Do this ->
Gather all lines in the entries below that include the word "JSON".

Data section ->
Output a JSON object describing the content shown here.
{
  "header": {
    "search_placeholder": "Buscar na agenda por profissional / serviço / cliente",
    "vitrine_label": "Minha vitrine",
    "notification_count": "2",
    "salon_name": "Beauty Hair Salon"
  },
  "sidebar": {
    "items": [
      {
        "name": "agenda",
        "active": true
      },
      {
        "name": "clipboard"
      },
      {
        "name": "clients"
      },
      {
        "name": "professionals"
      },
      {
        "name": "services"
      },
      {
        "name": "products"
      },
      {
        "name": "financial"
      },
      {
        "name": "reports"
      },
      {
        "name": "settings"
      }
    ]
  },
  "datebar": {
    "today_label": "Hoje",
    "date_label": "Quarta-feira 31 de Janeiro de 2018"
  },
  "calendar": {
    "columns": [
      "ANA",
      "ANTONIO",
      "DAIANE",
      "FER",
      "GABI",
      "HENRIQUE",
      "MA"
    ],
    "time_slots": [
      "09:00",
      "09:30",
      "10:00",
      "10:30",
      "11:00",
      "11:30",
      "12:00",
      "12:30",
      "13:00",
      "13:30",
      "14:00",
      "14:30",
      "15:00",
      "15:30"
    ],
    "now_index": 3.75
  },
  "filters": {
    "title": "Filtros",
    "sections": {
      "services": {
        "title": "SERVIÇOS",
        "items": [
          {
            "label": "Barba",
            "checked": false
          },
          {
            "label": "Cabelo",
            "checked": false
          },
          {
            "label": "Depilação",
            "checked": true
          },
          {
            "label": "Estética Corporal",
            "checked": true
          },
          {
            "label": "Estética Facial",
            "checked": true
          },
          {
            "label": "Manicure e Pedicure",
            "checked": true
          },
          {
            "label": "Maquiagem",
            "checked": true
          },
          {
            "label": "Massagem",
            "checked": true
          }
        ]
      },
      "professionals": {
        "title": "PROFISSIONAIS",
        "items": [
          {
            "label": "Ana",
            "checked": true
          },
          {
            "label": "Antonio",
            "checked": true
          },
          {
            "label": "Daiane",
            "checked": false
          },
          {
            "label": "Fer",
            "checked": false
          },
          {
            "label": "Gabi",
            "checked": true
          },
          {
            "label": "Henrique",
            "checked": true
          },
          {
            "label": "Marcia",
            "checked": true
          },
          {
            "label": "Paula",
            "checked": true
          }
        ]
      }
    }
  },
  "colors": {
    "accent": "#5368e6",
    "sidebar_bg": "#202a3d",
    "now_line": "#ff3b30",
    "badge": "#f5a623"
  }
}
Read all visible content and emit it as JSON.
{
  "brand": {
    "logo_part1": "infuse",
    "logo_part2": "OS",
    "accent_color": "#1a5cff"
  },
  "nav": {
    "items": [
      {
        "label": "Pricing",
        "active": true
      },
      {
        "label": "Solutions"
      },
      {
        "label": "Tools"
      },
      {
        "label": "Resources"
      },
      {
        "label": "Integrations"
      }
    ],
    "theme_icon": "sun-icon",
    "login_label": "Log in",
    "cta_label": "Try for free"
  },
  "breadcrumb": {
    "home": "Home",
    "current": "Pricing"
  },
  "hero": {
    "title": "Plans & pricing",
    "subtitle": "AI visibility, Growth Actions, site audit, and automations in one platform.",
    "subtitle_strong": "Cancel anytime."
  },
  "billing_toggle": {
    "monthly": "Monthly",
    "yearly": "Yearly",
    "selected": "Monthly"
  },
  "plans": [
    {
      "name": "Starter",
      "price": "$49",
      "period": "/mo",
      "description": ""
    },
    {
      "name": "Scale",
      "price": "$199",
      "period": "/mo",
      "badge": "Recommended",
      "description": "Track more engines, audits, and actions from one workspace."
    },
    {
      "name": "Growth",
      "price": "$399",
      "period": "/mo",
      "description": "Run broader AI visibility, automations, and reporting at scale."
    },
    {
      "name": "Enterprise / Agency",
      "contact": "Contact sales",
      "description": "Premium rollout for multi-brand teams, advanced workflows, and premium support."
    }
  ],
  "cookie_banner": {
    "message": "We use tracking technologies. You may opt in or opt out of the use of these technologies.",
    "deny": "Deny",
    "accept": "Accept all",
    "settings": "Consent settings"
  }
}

Expected output ->
Output a JSON object describing the content shown here.
Read all visible content and emit it as JSON.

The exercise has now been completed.